Repeat, exactly and completely, the entries shown underneath.

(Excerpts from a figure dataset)
++++++++++++++++++++

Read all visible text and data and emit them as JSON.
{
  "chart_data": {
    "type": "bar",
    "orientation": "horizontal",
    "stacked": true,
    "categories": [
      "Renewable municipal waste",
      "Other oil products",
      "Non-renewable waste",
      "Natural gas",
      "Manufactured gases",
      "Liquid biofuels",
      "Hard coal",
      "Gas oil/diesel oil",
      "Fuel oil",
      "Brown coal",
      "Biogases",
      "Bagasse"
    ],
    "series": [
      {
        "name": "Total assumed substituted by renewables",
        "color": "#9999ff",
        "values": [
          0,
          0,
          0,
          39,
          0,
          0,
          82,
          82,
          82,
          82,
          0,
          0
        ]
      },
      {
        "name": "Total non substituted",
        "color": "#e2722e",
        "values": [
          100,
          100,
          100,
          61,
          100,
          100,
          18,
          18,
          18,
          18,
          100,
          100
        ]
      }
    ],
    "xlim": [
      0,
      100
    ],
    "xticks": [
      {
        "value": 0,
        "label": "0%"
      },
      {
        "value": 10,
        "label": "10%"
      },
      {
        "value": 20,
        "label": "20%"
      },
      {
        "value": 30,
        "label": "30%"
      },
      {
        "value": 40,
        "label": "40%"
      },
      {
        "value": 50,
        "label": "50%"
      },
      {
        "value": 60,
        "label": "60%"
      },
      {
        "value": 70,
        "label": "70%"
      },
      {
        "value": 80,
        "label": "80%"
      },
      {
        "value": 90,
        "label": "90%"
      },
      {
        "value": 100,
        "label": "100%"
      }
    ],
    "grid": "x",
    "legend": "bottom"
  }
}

++++++++++++++++++++

> _Solution for this task_:
Read all visible text and data and emit them as JSON.
{
  "chart_data": {
    "type": "bar",
    "orientation": "horizontal",
    "stacked": true,
    "categories": [
      "Renewable municipal waste",
      "Other oil products",
      "Non-renewable waste",
      "Natural gas",
      "Manufactured gases",
      "Liquid biofuels",
      "Hard coal",
      "Gas oil/diesel oil",
      "Fuel oil",
      "Brown coal",
      "Biogases",
      "Bagasse"
    ],
    "series": [
      {
        "name": "Total assumed substituted by renewables",
        "color": "#9999ff",
        "values": [
          0,
          0,
          0,
          39,
          0,
          0,
          82,
          82,
          82,
          82,
          0,
          0
        ]
      },
      {
        "name": "Total non substituted",
        "color": "#e2722e",
        "values": [
          100,
          100,
          100,
          61,
          100,
          100,
          18,
          18,
          18,
          18,
          100,
          100
        ]
      }
    ],
    "xlim": [
      0,
      100
    ],
    "xticks": [
      {
        "value": 0,
        "label": "0%"
      },
      {
        "value": 10,
        "label": "10%"
      },
      {
        "value": 20,
        "label": "20%"
      },
      {
        "value": 30,
        "label": "30%"
      },
      {
        "value": 40,
        "label": "40%"
      },
      {
        "value": 50,
        "label": "50%"
      },
      {
        "value": 60,
        "label": "60%"
      },
      {
        "value": 70,
        "label": "70%"
      },
      {
        "value": 80,
        "label": "80%"
      },
      {
        "value": 90,
        "label": "90%"
      },
      {
        "value": 100,
        "label": "100%"
      }
    ],
    "grid": "x",
    "legend": "bottom"
  }
}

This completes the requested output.